■ WHAT IS REQUIRED
Provide nothing beyond the count of lines that include the string "tăiere".

[Data entries]
▬▬▬

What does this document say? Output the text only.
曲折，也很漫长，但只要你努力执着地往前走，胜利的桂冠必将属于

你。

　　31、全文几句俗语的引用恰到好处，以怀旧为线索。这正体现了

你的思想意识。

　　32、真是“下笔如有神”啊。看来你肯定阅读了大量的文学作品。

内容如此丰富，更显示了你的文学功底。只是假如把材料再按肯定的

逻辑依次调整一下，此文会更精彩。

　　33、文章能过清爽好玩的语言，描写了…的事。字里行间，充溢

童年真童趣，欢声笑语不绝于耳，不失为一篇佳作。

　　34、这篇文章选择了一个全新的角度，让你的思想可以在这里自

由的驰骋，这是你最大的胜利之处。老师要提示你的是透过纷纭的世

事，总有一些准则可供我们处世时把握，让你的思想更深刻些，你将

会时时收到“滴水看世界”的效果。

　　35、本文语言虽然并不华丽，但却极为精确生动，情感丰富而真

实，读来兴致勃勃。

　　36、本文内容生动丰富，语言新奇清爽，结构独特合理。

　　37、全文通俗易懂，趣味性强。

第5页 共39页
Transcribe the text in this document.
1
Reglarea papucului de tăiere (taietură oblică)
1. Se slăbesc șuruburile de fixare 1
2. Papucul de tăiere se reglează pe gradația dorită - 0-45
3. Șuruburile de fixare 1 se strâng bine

▬▬▬

■ SOLUTION TO THE EXERCISE
2